PROBLEM TO SOLVE: Without the pictures, set down the records below word for word.
╭─ DATA TO USE
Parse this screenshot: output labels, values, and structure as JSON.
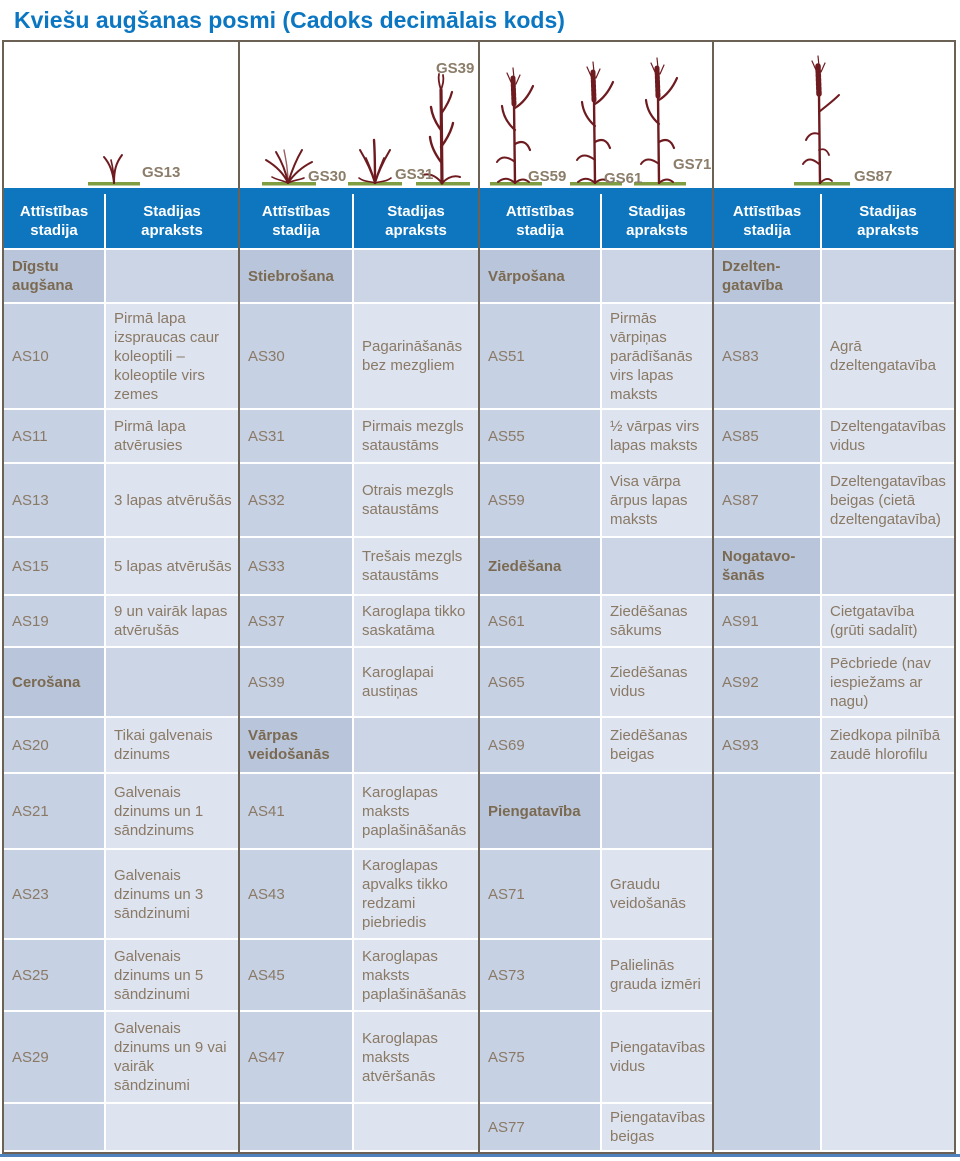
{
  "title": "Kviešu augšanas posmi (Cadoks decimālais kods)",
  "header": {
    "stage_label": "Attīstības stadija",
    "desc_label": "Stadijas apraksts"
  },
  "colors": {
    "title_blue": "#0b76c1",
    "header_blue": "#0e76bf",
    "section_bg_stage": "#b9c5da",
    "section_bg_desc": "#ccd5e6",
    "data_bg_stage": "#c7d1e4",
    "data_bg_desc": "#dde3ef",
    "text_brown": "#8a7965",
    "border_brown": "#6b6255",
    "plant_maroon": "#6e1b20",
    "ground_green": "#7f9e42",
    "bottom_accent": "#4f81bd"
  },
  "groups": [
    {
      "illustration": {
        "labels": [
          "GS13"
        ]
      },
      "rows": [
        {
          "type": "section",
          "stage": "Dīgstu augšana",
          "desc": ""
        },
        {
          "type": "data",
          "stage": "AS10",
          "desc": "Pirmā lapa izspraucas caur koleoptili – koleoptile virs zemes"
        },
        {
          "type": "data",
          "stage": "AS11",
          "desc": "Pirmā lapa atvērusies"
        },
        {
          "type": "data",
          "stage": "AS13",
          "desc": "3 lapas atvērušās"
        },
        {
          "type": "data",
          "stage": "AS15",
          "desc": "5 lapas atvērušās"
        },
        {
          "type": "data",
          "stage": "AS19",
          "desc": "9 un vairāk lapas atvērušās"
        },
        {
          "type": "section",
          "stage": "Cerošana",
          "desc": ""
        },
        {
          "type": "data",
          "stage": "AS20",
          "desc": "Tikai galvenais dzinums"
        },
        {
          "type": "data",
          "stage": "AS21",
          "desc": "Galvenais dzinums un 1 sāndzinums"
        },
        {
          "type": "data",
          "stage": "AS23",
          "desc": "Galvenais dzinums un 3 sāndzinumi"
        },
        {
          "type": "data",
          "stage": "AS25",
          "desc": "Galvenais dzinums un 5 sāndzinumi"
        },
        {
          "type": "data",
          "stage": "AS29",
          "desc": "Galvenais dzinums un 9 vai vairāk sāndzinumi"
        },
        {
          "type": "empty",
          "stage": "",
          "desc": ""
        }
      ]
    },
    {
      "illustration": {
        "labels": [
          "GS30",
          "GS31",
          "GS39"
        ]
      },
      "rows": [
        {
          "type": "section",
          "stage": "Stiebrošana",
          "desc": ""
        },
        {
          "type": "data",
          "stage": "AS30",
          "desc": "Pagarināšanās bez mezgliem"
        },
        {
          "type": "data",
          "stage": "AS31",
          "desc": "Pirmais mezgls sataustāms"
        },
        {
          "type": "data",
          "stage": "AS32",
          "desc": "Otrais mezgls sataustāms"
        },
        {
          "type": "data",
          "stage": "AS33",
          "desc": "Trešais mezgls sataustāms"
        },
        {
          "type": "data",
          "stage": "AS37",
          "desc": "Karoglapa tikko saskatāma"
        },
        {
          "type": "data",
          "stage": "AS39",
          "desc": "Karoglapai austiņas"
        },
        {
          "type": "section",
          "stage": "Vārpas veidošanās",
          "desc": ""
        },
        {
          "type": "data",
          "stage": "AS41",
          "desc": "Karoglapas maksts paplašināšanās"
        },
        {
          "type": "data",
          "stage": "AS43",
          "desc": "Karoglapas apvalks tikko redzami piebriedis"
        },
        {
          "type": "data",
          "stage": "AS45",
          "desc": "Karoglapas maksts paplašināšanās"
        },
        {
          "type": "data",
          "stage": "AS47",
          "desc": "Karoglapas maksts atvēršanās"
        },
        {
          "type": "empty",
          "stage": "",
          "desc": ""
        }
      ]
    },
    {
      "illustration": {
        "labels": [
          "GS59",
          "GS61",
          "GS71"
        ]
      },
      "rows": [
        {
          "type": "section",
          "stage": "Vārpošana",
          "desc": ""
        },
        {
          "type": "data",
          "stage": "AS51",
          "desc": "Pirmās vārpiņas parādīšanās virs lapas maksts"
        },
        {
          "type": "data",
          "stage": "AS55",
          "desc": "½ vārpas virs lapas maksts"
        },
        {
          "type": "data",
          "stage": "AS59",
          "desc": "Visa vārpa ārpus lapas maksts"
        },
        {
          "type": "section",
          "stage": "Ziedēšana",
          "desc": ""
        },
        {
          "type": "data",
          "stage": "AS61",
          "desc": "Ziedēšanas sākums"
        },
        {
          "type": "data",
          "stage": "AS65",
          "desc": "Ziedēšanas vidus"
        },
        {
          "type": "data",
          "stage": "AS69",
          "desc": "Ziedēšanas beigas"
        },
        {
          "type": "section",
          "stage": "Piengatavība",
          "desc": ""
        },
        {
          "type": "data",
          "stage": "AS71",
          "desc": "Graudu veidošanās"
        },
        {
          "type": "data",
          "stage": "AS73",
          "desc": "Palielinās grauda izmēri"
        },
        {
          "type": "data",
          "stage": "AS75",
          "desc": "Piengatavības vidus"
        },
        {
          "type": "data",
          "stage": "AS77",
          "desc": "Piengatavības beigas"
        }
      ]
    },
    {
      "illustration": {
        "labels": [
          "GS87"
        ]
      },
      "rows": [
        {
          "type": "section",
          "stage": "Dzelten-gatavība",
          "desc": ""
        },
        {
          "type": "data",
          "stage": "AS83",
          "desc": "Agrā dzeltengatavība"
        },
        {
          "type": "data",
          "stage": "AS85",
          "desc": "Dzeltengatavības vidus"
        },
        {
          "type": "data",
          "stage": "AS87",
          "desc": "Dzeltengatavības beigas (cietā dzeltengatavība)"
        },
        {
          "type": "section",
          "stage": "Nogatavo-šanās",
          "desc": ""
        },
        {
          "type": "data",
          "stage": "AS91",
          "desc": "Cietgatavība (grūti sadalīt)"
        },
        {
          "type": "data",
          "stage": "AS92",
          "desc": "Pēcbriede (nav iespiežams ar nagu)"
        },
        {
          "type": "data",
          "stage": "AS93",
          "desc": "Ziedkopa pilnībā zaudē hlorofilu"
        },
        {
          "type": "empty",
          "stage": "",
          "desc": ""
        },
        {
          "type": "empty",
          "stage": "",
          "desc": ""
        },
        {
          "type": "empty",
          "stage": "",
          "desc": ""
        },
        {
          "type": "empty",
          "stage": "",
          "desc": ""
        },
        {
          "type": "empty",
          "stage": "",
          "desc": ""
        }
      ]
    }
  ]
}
╰─
TASK OUTPUT:
Parse this screenshot: output labels, values, and structure as JSON.
{
  "title": "Kviešu augšanas posmi (Cadoks decimālais kods)",
  "header": {
    "stage_label": "Attīstības stadija",
    "desc_label": "Stadijas apraksts"
  },
  "colors": {
    "title_blue": "#0b76c1",
    "header_blue": "#0e76bf",
    "section_bg_stage": "#b9c5da",
    "section_bg_desc": "#ccd5e6",
    "data_bg_stage": "#c7d1e4",
    "data_bg_desc": "#dde3ef",
    "text_brown": "#8a7965",
    "border_brown": "#6b6255",
    "plant_maroon": "#6e1b20",
    "ground_green": "#7f9e42",
    "bottom_accent": "#4f81bd"
  },
  "groups": [
    {
      "illustration": {
        "labels": [
          "GS13"
        ]
      },
      "rows": [
        {
          "type": "section",
          "stage": "Dīgstu augšana",
          "desc": ""
        },
        {
          "type": "data",
          "stage": "AS10",
          "desc": "Pirmā lapa izspraucas caur koleoptili – koleoptile virs zemes"
        },
        {
          "type": "data",
          "stage": "AS11",
          "desc": "Pirmā lapa atvērusies"
        },
        {
          "type": "data",
          "stage": "AS13",
          "desc": "3 lapas atvērušās"
        },
        {
          "type": "data",
          "stage": "AS15",
          "desc": "5 lapas atvērušās"
        },
        {
          "type": "data",
          "stage": "AS19",
          "desc": "9 un vairāk lapas atvērušās"
        },
        {
          "type": "section",
          "stage": "Cerošana",
          "desc": ""
        },
        {
          "type": "data",
          "stage": "AS20",
          "desc": "Tikai galvenais dzinums"
        },
        {
          "type": "data",
          "stage": "AS21",
          "desc": "Galvenais dzinums un 1 sāndzinums"
        },
        {
          "type": "data",
          "stage": "AS23",
          "desc": "Galvenais dzinums un 3 sāndzinumi"
        },
        {
          "type": "data",
          "stage": "AS25",
          "desc": "Galvenais dzinums un 5 sāndzinumi"
        },
        {
          "type": "data",
          "stage": "AS29",
          "desc": "Galvenais dzinums un 9 vai vairāk sāndzinumi"
        },
        {
          "type": "empty",
          "stage": "",
          "desc": ""
        }
      ]
    },
    {
      "illustration": {
        "labels": [
          "GS30",
          "GS31",
          "GS39"
        ]
      },
      "rows": [
        {
          "type": "section",
          "stage": "Stiebrošana",
          "desc": ""
        },
        {
          "type": "data",
          "stage": "AS30",
          "desc": "Pagarināšanās bez mezgliem"
        },
        {
          "type": "data",
          "stage": "AS31",
          "desc": "Pirmais mezgls sataustāms"
        },
        {
          "type": "data",
          "stage": "AS32",
          "desc": "Otrais mezgls sataustāms"
        },
        {
          "type": "data",
          "stage": "AS33",
          "desc": "Trešais mezgls sataustāms"
        },
        {
          "type": "data",
          "stage": "AS37",
          "desc": "Karoglapa tikko saskatāma"
        },
        {
          "type": "data",
          "stage": "AS39",
          "desc": "Karoglapai austiņas"
        },
        {
          "type": "section",
          "stage": "Vārpas veidošanās",
          "desc": ""
        },
        {
          "type": "data",
          "stage": "AS41",
          "desc": "Karoglapas maksts paplašināšanās"
        },
        {
          "type": "data",
          "stage": "AS43",
          "desc": "Karoglapas apvalks tikko redzami piebriedis"
        },
        {
          "type": "data",
          "stage": "AS45",
          "desc": "Karoglapas maksts paplašināšanās"
        },
        {
          "type": "data",
          "stage": "AS47",
          "desc": "Karoglapas maksts atvēršanās"
        },
        {
          "type": "empty",
          "stage": "",
          "desc": ""
        }
      ]
    },
    {
      "illustration": {
        "labels": [
          "GS59",
          "GS61",
          "GS71"
        ]
      },
      "rows": [
        {
          "type": "section",
          "stage": "Vārpošana",
          "desc": ""
        },
        {
          "type": "data",
          "stage": "AS51",
          "desc": "Pirmās vārpiņas parādīšanās virs lapas maksts"
        },
        {
          "type": "data",
          "stage": "AS55",
          "desc": "½ vārpas virs lapas maksts"
        },
        {
          "type": "data",
          "stage": "AS59",
          "desc": "Visa vārpa ārpus lapas maksts"
        },
        {
          "type": "section",
          "stage": "Ziedēšana",
          "desc": ""
        },
        {
          "type": "data",
          "stage": "AS61",
          "desc": "Ziedēšanas sākums"
        },
        {
          "type": "data",
          "stage": "AS65",
          "desc": "Ziedēšanas vidus"
        },
        {
          "type": "data",
          "stage": "AS69",
          "desc": "Ziedēšanas beigas"
        },
        {
          "type": "section",
          "stage": "Piengatavība",
          "desc": ""
        },
        {
          "type": "data",
          "stage": "AS71",
          "desc": "Graudu veidošanās"
        },
        {
          "type": "data",
          "stage": "AS73",
          "desc": "Palielinās grauda izmēri"
        },
        {
          "type": "data",
          "stage": "AS75",
          "desc": "Piengatavības vidus"
        },
        {
          "type": "data",
          "stage": "AS77",
          "desc": "Piengatavības beigas"
        }
      ]
    },
    {
      "illustration": {
        "labels": [
          "GS87"
        ]
      },
      "rows": [
        {
          "type": "section",
          "stage": "Dzelten-gatavība",
          "desc": ""
        },
        {
          "type": "data",
          "stage": "AS83",
          "desc": "Agrā dzeltengatavība"
        },
        {
          "type": "data",
          "stage": "AS85",
          "desc": "Dzeltengatavības vidus"
        },
        {
          "type": "data",
          "stage": "AS87",
          "desc": "Dzeltengatavības beigas (cietā dzeltengatavība)"
        },
        {
          "type": "section",
          "stage": "Nogatavo-šanās",
          "desc": ""
        },
        {
          "type": "data",
          "stage": "AS91",
          "desc": "Cietgatavība (grūti sadalīt)"
        },
        {
          "type": "data",
          "stage": "AS92",
          "desc": "Pēcbriede (nav iespiežams ar nagu)"
        },
        {
          "type": "data",
          "stage": "AS93",
          "desc": "Ziedkopa pilnībā zaudē hlorofilu"
        },
        {
          "type": "empty",
          "stage": "",
          "desc": ""
        },
        {
          "type": "empty",
          "stage": "",
          "desc": ""
        },
        {
          "type": "empty",
          "stage": "",
          "desc": ""
        },
        {
          "type": "empty",
          "stage": "",
          "desc": ""
        },
        {
          "type": "empty",
          "stage": "",
          "desc": ""
        }
      ]
    }
  ]
}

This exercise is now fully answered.